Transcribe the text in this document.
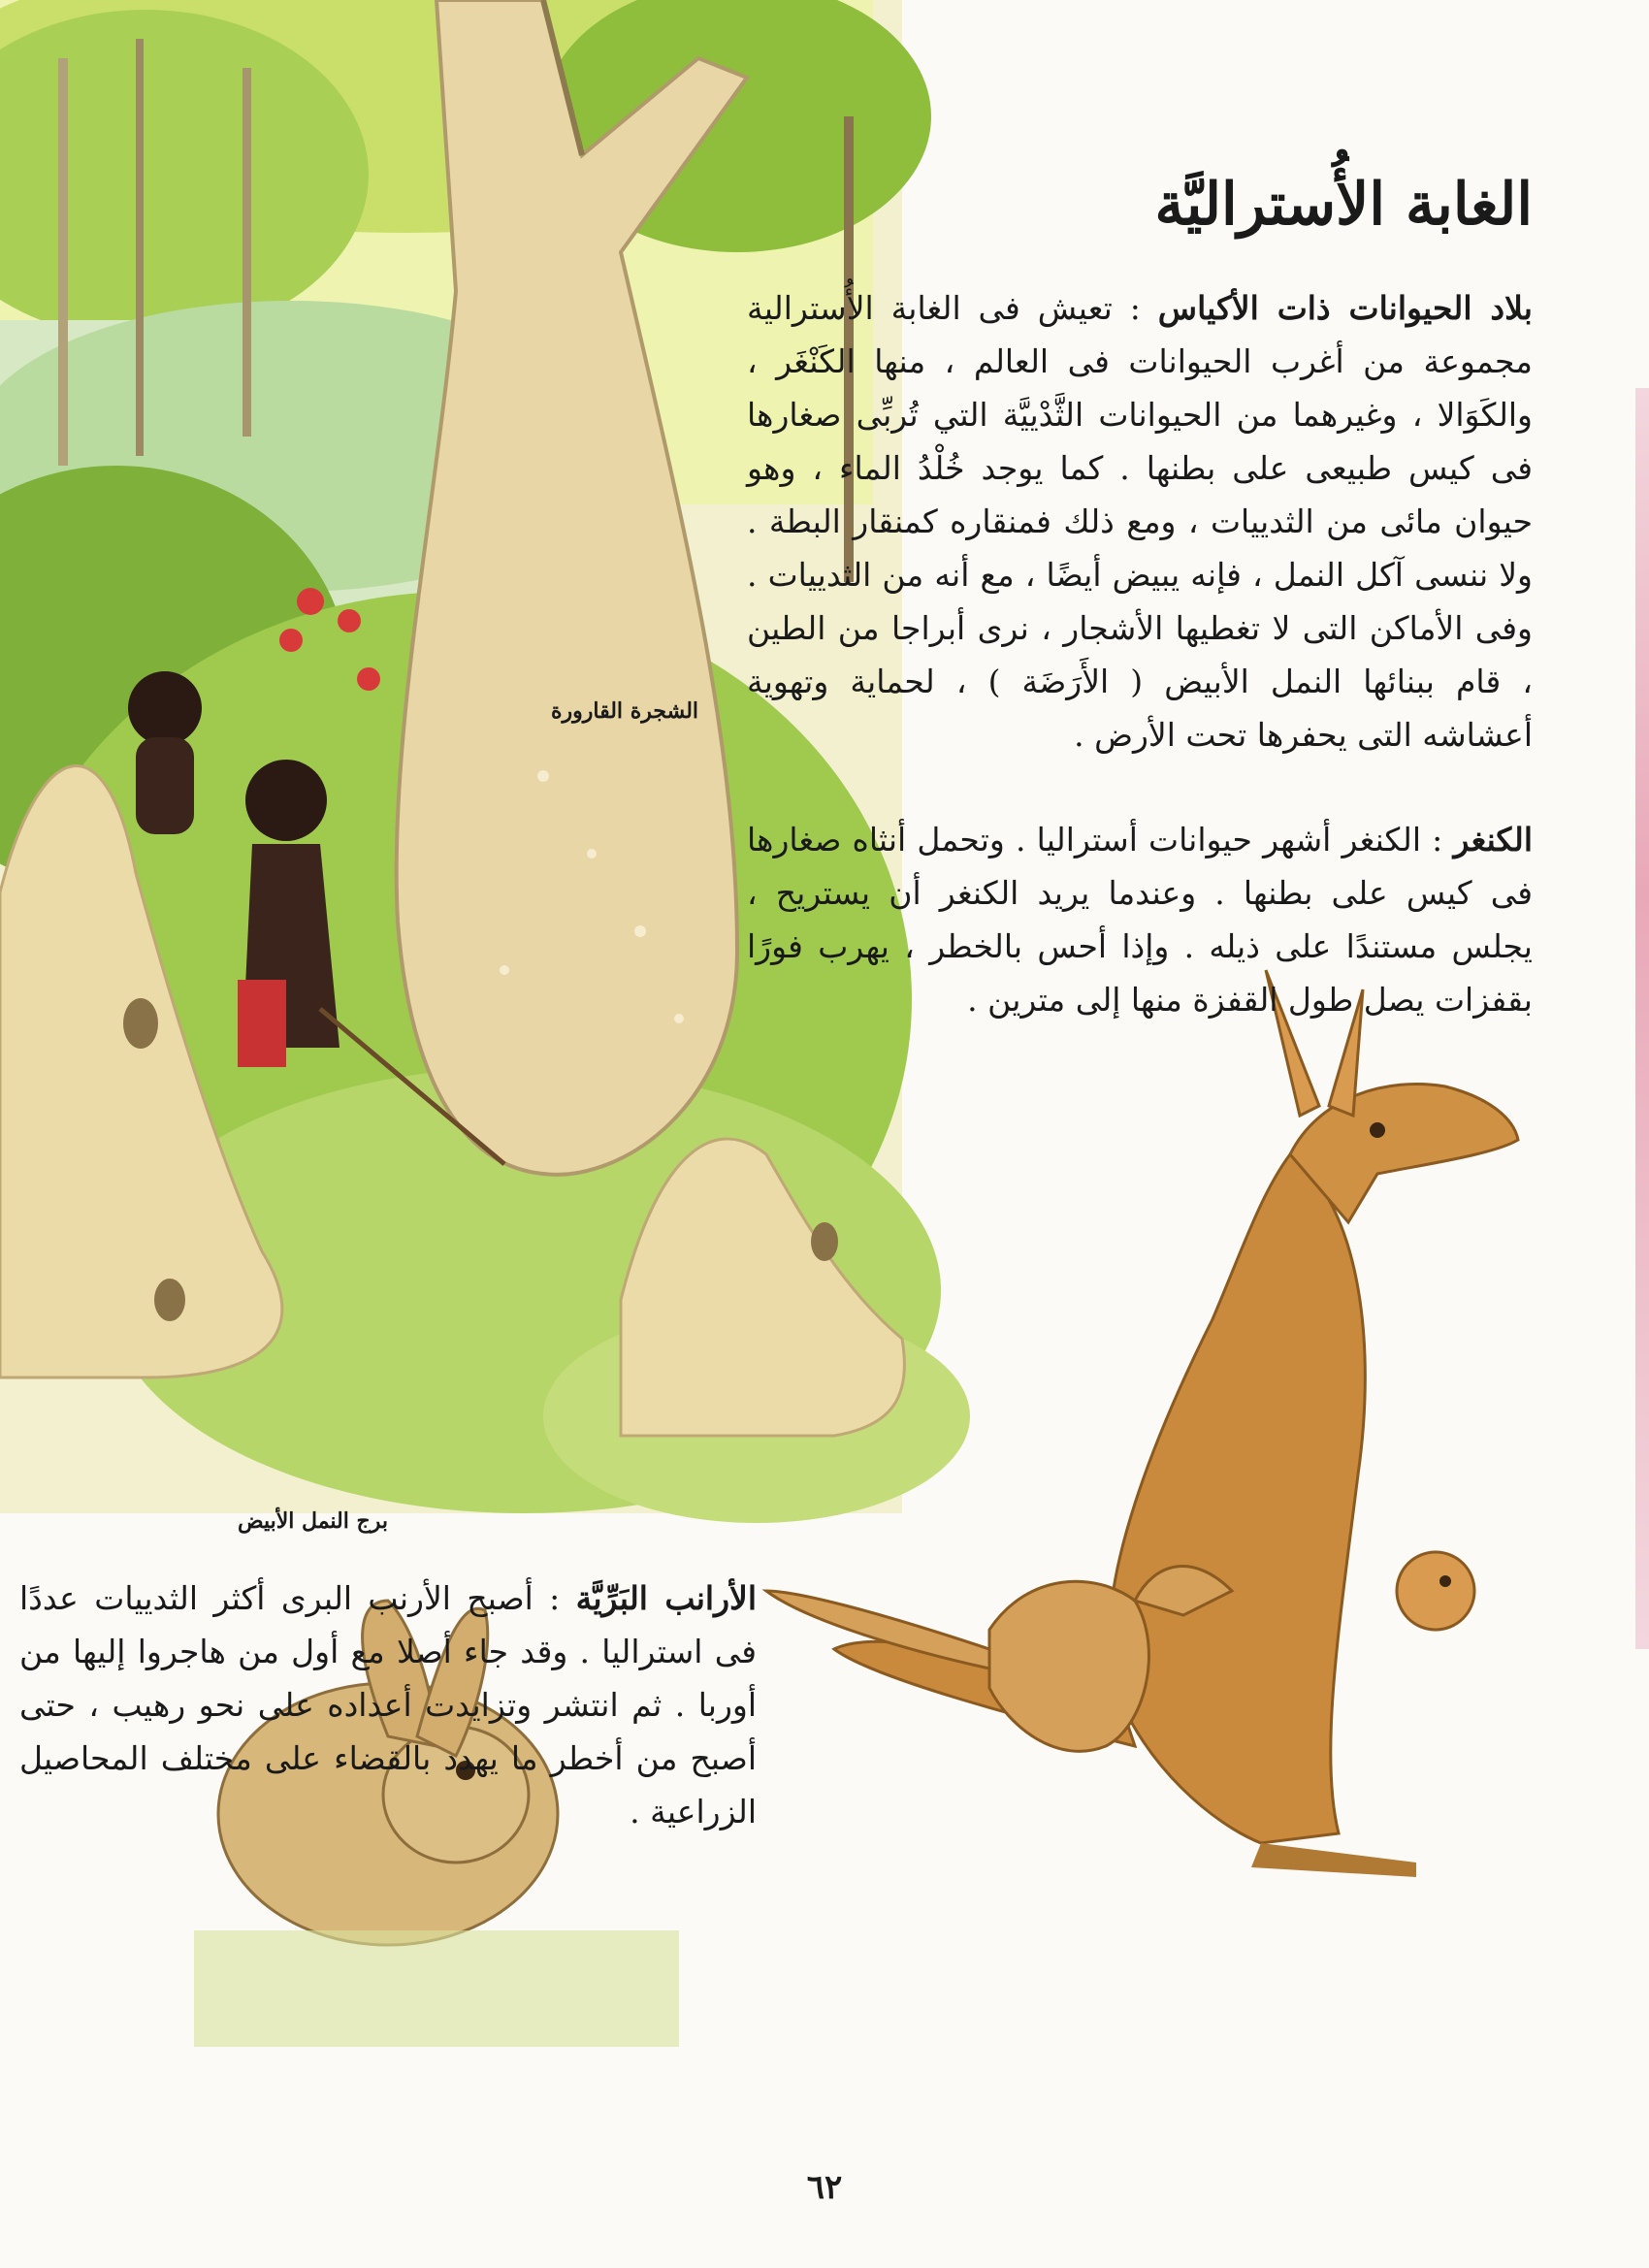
الغابة الأُستراليَّة

بلاد الحيوانات ذات الأكياس : تعيش فى الغابة الأُسترالية مجموعة من أغرب الحيوانات فى العالم ، منها الكَنْغَر ، والكَوَالا ، وغيرهما من الحيوانات الثَّدْييَّة التي تُربِّى صغارها فى كيس طبيعى على بطنها . كما يوجد خُلْدُ الماء ، وهو حيوان مائى من الثدييات ، ومع ذلك فمنقاره كمنقار البطة . ولا ننسى آكل النمل ، فإنه يبيض أيضًا ، مع أنه من الثدييات . وفى الأماكن التى لا تغطيها الأشجار ، نرى أبراجا من الطين ، قام ببنائها النمل الأبيض ( الأَرَضَة ) ، لحماية وتهوية أعشاشه التى يحفرها تحت الأرض .

الكنغر : الكنغر أشهر حيوانات أستراليا . وتحمل أنثاه صغارها فى كيس على بطنها . وعندما يريد الكنغر أن يستريح ، يجلس مستندًا على ذيله . وإذا أحس بالخطر ، يهرب فورًا بقفزات يصل طول القفزة منها إلى مترين .

الأرانب البَرِّيَّة : أصبح الأرنب البرى أكثر الثدييات عددًا فى استراليا . وقد جاء أصلا مع أول من هاجروا إليها من أوربا . ثم انتشر وتزايدت أعداده على نحو رهيب ، حتى أصبح من أخطر ما يهدد بالقضاء على مختلف المحاصيل الزراعية .

الشجرة القارورة
برج النمل الأبيض
٦٢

● ● ●

■ **Task statement**:
Give back the entries verbatim. Do not include any picture.

■ **Answer to the exercise**:
Transcribe the text in this document.
الغابة الأُستراليَّة

بلاد الحيوانات ذات الأكياس : تعيش فى الغابة الأُسترالية مجموعة من أغرب الحيوانات فى العالم ، منها الكَنْغَر ، والكَوَالا ، وغيرهما من الحيوانات الثَّدْييَّة التي تُربِّى صغارها فى كيس طبيعى على بطنها . كما يوجد خُلْدُ الماء ، وهو حيوان مائى من الثدييات ، ومع ذلك فمنقاره كمنقار البطة . ولا ننسى آكل النمل ، فإنه يبيض أيضًا ، مع أنه من الثدييات . وفى الأماكن التى لا تغطيها الأشجار ، نرى أبراجا من الطين ، قام ببنائها النمل الأبيض ( الأَرَضَة ) ، لحماية وتهوية أعشاشه التى يحفرها تحت الأرض .

الكنغر : الكنغر أشهر حيوانات أستراليا . وتحمل أنثاه صغارها فى كيس على بطنها . وعندما يريد الكنغر أن يستريح ، يجلس مستندًا على ذيله . وإذا أحس بالخطر ، يهرب فورًا بقفزات يصل طول القفزة منها إلى مترين .

الأرانب البَرِّيَّة : أصبح الأرنب البرى أكثر الثدييات عددًا فى استراليا . وقد جاء أصلا مع أول من هاجروا إليها من أوربا . ثم انتشر وتزايدت أعداده على نحو رهيب ، حتى أصبح من أخطر ما يهدد بالقضاء على مختلف المحاصيل الزراعية .

الشجرة القارورة
برج النمل الأبيض
٦٢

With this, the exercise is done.